>> Start

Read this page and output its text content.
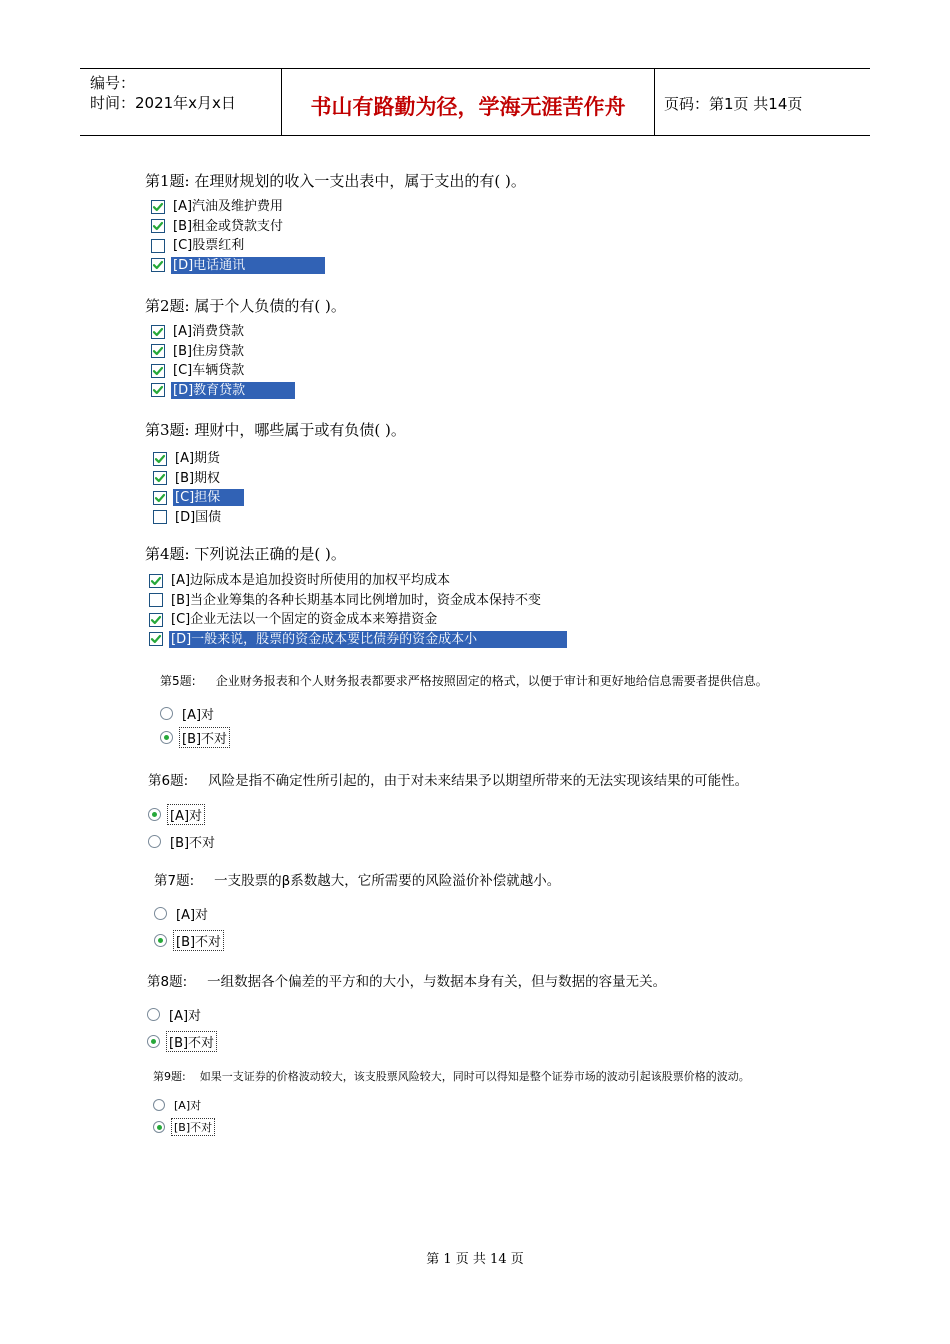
编号：
时间：2021年x月x日	书山有路勤为径，学海无涯苦作舟	页码：第1页 共14页
第1题: 在理财规划的收入一支出表中，属于支出的有( )。
[A]汽油及维护费用
[B]租金或贷款支付
[C]股票红利
[D]电话通讯
第2题: 属于个人负债的有( )。
[A]消费贷款
[B]住房贷款
[C]车辆贷款
[D]教育贷款
第3题: 理财中，哪些属于或有负债( )。
[A]期货
[B]期权
[C]担保
[D]国债
第4题: 下列说法正确的是( )。
[A]边际成本是追加投资时所使用的加权平均成本
[B]当企业筹集的各种长期基本同比例增加时，资金成本保持不变
[C]企业无法以一个固定的资金成本来筹措资金
[D]一般来说，股票的资金成本要比债券的资金成本小
第5题: 企业财务报表和个人财务报表都要求严格按照固定的格式，以便于审计和更好地给信息需要者提供信息。
[A]对
[B]不对
第6题: 风险是指不确定性所引起的，由于对未来结果予以期望所带来的无法实现该结果的可能性。
[A]对
[B]不对
第7题: 一支股票的β系数越大，它所需要的风险溢价补偿就越小。
[A]对
[B]不对
第8题: 一组数据各个偏差的平方和的大小，与数据本身有关，但与数据的容量无关。
[A]对
[B]不对
第9题: 如果一支证券的价格波动较大，该支股票风险较大，同时可以得知是整个证券市场的波动引起该股票价格的波动。
[A]对
[B]不对
第 1 页 共 14 页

>> End

### Exercise brief
All of the entries need to be transcribed word for word; pictures are left out.

### Task solution
Read this page and output its text content.
编号：
时间：2021年x月x日	书山有路勤为径，学海无涯苦作舟	页码：第1页 共14页
第1题: 在理财规划的收入一支出表中，属于支出的有( )。
[A]汽油及维护费用
[B]租金或贷款支付
[C]股票红利
[D]电话通讯
第2题: 属于个人负债的有( )。
[A]消费贷款
[B]住房贷款
[C]车辆贷款
[D]教育贷款
第3题: 理财中，哪些属于或有负债( )。
[A]期货
[B]期权
[C]担保
[D]国债
第4题: 下列说法正确的是( )。
[A]边际成本是追加投资时所使用的加权平均成本
[B]当企业筹集的各种长期基本同比例增加时，资金成本保持不变
[C]企业无法以一个固定的资金成本来筹措资金
[D]一般来说，股票的资金成本要比债券的资金成本小
第5题: 企业财务报表和个人财务报表都要求严格按照固定的格式，以便于审计和更好地给信息需要者提供信息。
[A]对
[B]不对
第6题: 风险是指不确定性所引起的，由于对未来结果予以期望所带来的无法实现该结果的可能性。
[A]对
[B]不对
第7题: 一支股票的β系数越大，它所需要的风险溢价补偿就越小。
[A]对
[B]不对
第8题: 一组数据各个偏差的平方和的大小，与数据本身有关，但与数据的容量无关。
[A]对
[B]不对
第9题: 如果一支证券的价格波动较大，该支股票风险较大，同时可以得知是整个证券市场的波动引起该股票价格的波动。
[A]对
[B]不对
第 1 页 共 14 页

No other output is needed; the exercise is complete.